▶ [Stated exercise]:
Gather every line from the entries below that includes "từng".

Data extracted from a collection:
◆ ◆ ◆

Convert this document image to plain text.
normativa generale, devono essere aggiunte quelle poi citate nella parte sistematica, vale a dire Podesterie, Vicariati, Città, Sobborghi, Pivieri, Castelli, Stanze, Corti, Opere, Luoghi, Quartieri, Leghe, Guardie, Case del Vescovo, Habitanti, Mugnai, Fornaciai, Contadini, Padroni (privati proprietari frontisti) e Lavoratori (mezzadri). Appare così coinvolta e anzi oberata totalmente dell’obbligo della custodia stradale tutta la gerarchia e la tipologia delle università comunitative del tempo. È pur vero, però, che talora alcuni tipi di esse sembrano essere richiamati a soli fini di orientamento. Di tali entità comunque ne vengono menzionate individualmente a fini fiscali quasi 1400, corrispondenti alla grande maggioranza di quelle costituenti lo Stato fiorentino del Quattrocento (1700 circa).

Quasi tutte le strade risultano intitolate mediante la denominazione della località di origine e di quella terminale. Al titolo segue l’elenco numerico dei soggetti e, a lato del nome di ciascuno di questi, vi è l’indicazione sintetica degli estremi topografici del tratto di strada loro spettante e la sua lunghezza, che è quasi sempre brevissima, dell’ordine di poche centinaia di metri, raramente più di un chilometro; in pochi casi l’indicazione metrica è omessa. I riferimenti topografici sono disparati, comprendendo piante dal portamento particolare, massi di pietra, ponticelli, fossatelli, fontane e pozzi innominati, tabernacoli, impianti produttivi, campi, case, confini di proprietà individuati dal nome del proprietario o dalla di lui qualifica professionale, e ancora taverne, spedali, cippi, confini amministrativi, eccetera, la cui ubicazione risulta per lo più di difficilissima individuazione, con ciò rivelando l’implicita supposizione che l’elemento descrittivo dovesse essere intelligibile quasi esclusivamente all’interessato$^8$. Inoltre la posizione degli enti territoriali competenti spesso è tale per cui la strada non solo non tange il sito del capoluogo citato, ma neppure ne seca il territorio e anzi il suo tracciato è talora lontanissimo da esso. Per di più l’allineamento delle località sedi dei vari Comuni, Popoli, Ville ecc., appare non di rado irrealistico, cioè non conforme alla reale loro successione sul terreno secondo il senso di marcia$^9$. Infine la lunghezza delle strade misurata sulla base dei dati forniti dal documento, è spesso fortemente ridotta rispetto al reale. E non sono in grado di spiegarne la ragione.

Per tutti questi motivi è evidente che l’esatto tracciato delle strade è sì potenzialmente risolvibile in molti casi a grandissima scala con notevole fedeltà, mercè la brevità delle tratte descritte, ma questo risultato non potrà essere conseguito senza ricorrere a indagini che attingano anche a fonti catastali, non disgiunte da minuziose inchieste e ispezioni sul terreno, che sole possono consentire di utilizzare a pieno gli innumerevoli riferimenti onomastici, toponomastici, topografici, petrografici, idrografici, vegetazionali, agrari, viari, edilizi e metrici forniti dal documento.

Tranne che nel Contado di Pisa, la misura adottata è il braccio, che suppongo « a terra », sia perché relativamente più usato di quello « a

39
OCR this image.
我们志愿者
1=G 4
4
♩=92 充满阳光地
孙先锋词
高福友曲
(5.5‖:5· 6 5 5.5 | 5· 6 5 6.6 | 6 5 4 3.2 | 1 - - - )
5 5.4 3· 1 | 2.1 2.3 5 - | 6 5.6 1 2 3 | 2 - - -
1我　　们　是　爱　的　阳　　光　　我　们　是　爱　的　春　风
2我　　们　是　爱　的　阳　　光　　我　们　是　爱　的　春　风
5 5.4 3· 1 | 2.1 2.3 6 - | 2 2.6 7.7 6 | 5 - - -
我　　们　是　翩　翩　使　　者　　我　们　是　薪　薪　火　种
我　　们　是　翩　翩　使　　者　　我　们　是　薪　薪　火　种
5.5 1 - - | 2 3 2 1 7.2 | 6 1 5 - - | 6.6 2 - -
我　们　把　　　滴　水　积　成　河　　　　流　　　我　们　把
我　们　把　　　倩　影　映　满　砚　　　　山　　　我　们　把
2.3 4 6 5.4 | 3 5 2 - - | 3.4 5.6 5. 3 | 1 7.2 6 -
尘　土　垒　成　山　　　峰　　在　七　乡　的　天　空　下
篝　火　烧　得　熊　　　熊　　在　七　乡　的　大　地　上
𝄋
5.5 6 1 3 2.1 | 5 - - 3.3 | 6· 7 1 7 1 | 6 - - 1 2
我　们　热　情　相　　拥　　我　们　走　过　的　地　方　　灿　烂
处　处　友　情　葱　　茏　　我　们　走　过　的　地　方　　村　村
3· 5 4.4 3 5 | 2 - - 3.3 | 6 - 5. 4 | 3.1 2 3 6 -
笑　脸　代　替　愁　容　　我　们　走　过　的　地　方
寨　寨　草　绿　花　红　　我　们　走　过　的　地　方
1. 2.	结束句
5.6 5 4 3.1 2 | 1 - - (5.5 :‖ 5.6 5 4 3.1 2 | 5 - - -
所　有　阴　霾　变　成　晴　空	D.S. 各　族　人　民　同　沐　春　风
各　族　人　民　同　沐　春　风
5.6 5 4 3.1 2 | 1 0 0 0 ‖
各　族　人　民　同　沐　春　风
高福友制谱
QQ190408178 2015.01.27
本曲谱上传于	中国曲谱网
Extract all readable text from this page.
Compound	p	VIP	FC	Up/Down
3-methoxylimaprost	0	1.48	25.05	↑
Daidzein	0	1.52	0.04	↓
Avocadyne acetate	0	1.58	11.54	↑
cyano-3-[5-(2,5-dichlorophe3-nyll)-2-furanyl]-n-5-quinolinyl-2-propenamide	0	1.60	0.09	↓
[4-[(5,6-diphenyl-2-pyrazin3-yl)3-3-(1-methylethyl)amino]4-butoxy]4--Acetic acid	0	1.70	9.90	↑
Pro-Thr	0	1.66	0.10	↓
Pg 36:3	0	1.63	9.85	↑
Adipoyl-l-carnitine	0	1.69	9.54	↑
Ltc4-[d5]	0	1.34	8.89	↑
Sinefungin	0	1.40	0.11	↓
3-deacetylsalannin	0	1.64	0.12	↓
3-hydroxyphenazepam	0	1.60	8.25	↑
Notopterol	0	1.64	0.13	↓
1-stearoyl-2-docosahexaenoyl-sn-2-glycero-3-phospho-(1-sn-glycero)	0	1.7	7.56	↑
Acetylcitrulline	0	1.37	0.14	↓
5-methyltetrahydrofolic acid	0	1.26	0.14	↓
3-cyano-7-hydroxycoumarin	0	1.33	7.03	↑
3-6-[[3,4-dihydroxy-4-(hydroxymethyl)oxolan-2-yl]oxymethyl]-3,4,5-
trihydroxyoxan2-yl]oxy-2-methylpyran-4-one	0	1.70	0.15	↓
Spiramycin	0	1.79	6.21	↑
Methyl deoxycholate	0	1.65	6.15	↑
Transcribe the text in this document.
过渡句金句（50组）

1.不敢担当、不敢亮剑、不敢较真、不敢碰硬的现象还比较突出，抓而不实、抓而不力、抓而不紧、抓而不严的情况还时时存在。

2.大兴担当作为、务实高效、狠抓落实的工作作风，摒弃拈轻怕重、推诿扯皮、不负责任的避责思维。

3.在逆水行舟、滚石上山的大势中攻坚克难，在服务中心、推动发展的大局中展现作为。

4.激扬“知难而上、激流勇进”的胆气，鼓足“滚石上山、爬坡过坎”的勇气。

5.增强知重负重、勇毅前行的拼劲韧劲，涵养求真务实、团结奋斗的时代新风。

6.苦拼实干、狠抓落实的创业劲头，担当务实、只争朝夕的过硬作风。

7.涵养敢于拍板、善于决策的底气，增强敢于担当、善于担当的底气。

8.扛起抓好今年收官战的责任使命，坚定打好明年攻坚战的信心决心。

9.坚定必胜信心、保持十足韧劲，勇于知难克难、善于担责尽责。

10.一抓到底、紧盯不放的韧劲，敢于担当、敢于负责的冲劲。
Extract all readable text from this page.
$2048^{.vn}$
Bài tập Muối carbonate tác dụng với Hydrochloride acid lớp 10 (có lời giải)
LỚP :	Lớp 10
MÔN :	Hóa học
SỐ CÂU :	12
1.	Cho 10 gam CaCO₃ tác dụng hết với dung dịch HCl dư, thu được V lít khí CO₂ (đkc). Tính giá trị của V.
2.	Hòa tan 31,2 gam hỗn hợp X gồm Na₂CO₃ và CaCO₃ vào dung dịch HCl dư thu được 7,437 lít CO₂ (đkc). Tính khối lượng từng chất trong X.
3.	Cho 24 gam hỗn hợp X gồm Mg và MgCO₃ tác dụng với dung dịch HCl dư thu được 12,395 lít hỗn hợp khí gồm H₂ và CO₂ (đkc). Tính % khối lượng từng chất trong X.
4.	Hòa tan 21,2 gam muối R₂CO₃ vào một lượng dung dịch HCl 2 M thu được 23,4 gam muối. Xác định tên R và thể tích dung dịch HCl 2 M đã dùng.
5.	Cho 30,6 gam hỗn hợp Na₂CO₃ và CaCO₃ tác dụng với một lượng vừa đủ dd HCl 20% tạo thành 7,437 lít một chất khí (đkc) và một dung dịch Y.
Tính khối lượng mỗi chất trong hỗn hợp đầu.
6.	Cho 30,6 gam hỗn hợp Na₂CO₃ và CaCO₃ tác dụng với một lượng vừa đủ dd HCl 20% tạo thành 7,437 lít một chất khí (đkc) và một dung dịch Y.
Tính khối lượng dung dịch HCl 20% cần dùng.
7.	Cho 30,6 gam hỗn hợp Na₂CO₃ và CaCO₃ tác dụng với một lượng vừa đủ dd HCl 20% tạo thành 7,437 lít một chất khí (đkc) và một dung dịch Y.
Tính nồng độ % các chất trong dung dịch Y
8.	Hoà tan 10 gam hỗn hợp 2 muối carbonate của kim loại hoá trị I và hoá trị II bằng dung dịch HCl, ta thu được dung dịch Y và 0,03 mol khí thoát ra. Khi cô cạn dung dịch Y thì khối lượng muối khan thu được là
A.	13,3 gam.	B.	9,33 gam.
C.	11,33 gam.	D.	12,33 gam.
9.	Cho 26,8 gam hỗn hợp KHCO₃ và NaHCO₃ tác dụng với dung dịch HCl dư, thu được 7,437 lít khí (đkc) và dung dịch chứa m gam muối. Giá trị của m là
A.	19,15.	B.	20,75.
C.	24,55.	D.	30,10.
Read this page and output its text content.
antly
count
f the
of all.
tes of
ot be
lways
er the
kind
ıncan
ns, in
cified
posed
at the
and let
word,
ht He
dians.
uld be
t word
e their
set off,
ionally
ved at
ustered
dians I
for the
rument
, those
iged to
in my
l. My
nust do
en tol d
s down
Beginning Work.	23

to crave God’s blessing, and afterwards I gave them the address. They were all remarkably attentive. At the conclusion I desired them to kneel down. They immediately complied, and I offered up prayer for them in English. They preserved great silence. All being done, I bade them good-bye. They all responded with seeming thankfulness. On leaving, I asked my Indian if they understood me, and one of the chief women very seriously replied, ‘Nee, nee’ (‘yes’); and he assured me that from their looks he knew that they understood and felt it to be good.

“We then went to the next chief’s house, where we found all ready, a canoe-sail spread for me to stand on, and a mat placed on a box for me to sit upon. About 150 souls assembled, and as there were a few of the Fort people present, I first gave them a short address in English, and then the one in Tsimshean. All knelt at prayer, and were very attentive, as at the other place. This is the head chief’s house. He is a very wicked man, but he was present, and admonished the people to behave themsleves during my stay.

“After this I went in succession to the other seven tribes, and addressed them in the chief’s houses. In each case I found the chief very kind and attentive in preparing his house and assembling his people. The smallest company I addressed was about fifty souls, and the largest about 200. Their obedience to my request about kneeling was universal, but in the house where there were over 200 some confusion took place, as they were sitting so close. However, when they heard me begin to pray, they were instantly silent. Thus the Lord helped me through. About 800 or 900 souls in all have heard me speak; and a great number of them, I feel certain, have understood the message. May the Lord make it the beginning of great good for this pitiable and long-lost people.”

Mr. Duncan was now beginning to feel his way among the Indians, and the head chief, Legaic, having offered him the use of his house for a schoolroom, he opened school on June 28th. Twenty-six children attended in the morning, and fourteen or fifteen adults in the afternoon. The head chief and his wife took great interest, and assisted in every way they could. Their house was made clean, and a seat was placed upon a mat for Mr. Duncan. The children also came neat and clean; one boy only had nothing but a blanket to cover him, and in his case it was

◆ ◆ ◆

▶ [Solution to this problem]:
2.	Hòa tan 31,2 gam hỗn hợp X gồm Na₂CO₃ và CaCO₃ vào dung dịch HCl dư thu được 7,437 lít CO₂ (đkc). Tính khối lượng từng chất trong X.
3.	Cho 24 gam hỗn hợp X gồm Mg và MgCO₃ tác dụng với dung dịch HCl dư thu được 12,395 lít hỗn hợp khí gồm H₂ và CO₂ (đkc). Tính % khối lượng từng chất trong X.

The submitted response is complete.